GOAL: Would you quote every entry exactly, dropping only the pictures?

INFORMATION SHOWN:
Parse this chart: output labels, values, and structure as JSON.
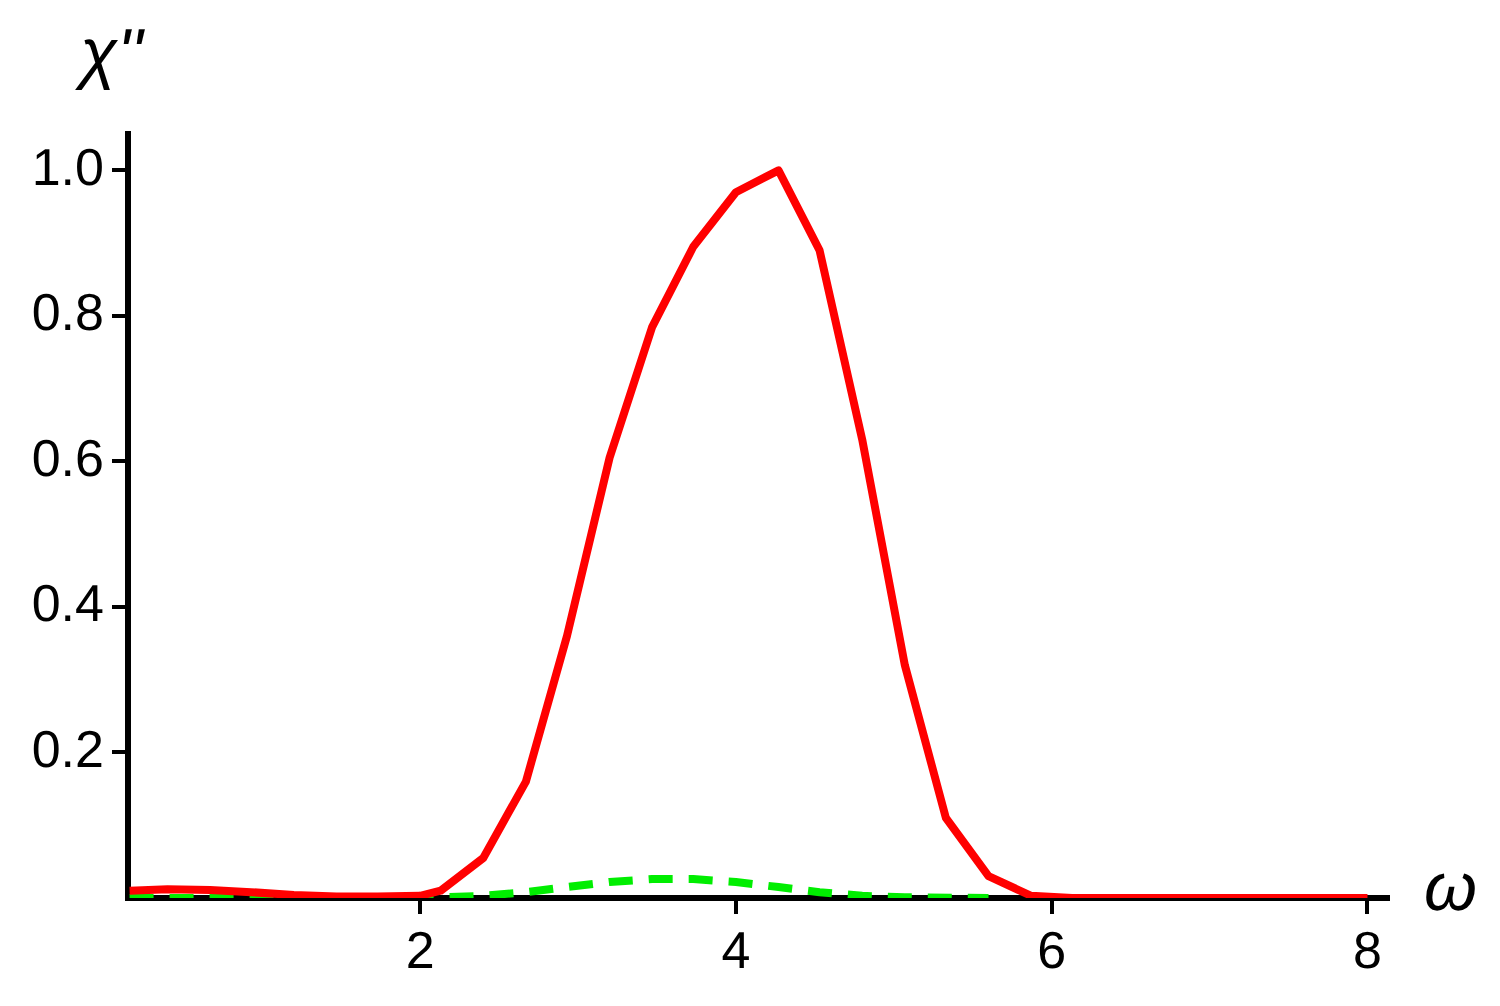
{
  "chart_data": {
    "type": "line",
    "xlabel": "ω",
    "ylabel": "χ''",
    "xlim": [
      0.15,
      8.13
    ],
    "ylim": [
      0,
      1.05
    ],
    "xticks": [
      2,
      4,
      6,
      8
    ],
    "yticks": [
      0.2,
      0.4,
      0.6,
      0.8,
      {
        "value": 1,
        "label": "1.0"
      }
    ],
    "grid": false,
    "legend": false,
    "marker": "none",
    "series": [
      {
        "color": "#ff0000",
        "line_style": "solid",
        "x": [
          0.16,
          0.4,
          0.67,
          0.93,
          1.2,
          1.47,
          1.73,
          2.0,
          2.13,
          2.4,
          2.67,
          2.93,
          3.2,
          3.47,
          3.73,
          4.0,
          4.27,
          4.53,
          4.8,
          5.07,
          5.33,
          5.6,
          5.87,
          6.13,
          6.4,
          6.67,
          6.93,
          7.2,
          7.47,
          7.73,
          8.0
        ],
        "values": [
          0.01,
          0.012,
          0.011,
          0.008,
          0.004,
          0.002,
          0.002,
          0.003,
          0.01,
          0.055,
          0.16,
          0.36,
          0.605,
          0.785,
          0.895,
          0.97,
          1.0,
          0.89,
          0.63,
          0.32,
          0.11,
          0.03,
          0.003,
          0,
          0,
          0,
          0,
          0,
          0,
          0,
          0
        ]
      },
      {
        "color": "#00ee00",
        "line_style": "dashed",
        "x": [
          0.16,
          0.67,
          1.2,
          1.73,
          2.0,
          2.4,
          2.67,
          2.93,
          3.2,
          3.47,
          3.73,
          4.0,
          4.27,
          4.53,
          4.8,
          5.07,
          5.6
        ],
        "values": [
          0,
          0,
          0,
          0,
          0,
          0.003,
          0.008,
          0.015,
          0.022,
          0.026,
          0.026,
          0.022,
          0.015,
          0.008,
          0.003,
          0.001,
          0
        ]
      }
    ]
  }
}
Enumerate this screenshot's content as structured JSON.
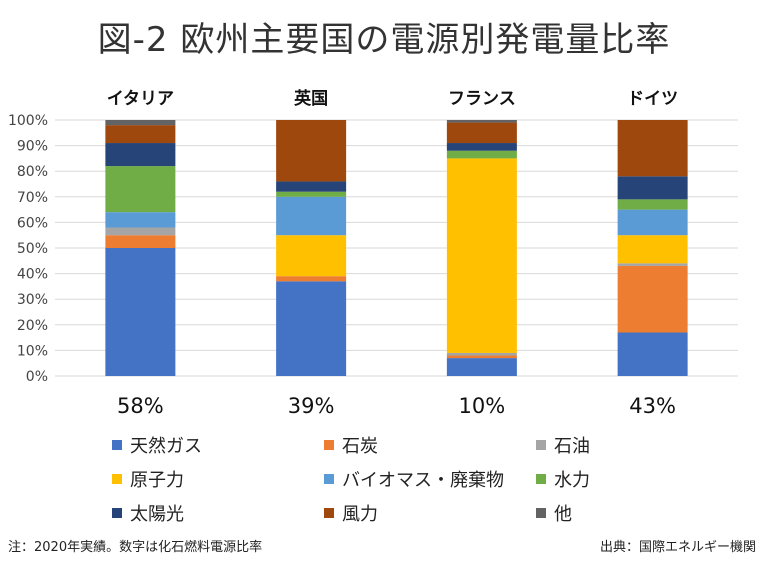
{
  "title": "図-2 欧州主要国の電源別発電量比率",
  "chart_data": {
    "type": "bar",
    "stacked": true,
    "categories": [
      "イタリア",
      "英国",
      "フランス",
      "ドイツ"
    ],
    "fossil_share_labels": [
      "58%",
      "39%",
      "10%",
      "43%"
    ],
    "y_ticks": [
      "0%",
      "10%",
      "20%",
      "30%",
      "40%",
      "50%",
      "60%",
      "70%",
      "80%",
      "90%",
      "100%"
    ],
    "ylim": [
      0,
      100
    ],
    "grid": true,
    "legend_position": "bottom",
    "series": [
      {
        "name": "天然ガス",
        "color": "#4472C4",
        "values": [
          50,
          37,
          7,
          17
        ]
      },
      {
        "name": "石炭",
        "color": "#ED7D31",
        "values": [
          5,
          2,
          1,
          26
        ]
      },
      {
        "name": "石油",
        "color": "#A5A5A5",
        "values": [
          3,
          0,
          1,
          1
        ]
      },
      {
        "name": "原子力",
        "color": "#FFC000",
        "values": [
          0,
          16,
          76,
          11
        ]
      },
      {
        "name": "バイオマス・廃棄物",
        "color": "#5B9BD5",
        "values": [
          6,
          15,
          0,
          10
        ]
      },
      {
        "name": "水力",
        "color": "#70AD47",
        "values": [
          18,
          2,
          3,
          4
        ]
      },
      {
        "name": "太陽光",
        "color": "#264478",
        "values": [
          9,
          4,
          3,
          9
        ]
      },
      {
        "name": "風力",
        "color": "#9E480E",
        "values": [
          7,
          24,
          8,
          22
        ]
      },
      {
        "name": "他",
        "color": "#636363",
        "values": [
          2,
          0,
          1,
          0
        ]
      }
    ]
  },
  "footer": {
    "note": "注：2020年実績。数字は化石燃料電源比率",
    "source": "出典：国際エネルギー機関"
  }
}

FULL RESPONSE:
Parse this chart: output labels, values, and structure as JSON.
{
  "chart_data": {
    "type": "line",
    "xlabel": "ω",
    "ylabel": "χ''",
    "xlim": [
      0.15,
      8.13
    ],
    "ylim": [
      0,
      1.05
    ],
    "xticks": [
      2,
      4,
      6,
      8
    ],
    "yticks": [
      0.2,
      0.4,
      0.6,
      0.8,
      {
        "value": 1,
        "label": "1.0"
      }
    ],
    "grid": false,
    "legend": false,
    "marker": "none",
    "series": [
      {
        "color": "#ff0000",
        "line_style": "solid",
        "x": [
          0.16,
          0.4,
          0.67,
          0.93,
          1.2,
          1.47,
          1.73,
          2.0,
          2.13,
          2.4,
          2.67,
          2.93,
          3.2,
          3.47,
          3.73,
          4.0,
          4.27,
          4.53,
          4.8,
          5.07,
          5.33,
          5.6,
          5.87,
          6.13,
          6.4,
          6.67,
          6.93,
          7.2,
          7.47,
          7.73,
          8.0
        ],
        "values": [
          0.01,
          0.012,
          0.011,
          0.008,
          0.004,
          0.002,
          0.002,
          0.003,
          0.01,
          0.055,
          0.16,
          0.36,
          0.605,
          0.785,
          0.895,
          0.97,
          1.0,
          0.89,
          0.63,
          0.32,
          0.11,
          0.03,
          0.003,
          0,
          0,
          0,
          0,
          0,
          0,
          0,
          0
        ]
      },
      {
        "color": "#00ee00",
        "line_style": "dashed",
        "x": [
          0.16,
          0.67,
          1.2,
          1.73,
          2.0,
          2.4,
          2.67,
          2.93,
          3.2,
          3.47,
          3.73,
          4.0,
          4.27,
          4.53,
          4.8,
          5.07,
          5.6
        ],
        "values": [
          0,
          0,
          0,
          0,
          0,
          0.003,
          0.008,
          0.015,
          0.022,
          0.026,
          0.026,
          0.022,
          0.015,
          0.008,
          0.003,
          0.001,
          0
        ]
      }
    ]
  }
}
Enumerate this screenshot's content as structured JSON.
{
  "title": "図-2 欧州主要国の電源別発電量比率",
  "chart_data": {
    "type": "bar",
    "stacked": true,
    "categories": [
      "イタリア",
      "英国",
      "フランス",
      "ドイツ"
    ],
    "fossil_share_labels": [
      "58%",
      "39%",
      "10%",
      "43%"
    ],
    "y_ticks": [
      "0%",
      "10%",
      "20%",
      "30%",
      "40%",
      "50%",
      "60%",
      "70%",
      "80%",
      "90%",
      "100%"
    ],
    "ylim": [
      0,
      100
    ],
    "grid": true,
    "legend_position": "bottom",
    "series": [
      {
        "name": "天然ガス",
        "color": "#4472C4",
        "values": [
          50,
          37,
          7,
          17
        ]
      },
      {
        "name": "石炭",
        "color": "#ED7D31",
        "values": [
          5,
          2,
          1,
          26
        ]
      },
      {
        "name": "石油",
        "color": "#A5A5A5",
        "values": [
          3,
          0,
          1,
          1
        ]
      },
      {
        "name": "原子力",
        "color": "#FFC000",
        "values": [
          0,
          16,
          76,
          11
        ]
      },
      {
        "name": "バイオマス・廃棄物",
        "color": "#5B9BD5",
        "values": [
          6,
          15,
          0,
          10
        ]
      },
      {
        "name": "水力",
        "color": "#70AD47",
        "values": [
          18,
          2,
          3,
          4
        ]
      },
      {
        "name": "太陽光",
        "color": "#264478",
        "values": [
          9,
          4,
          3,
          9
        ]
      },
      {
        "name": "風力",
        "color": "#9E480E",
        "values": [
          7,
          24,
          8,
          22
        ]
      },
      {
        "name": "他",
        "color": "#636363",
        "values": [
          2,
          0,
          1,
          0
        ]
      }
    ]
  },
  "footer": {
    "note": "注：2020年実績。数字は化石燃料電源比率",
    "source": "出典：国際エネルギー機関"
  }
}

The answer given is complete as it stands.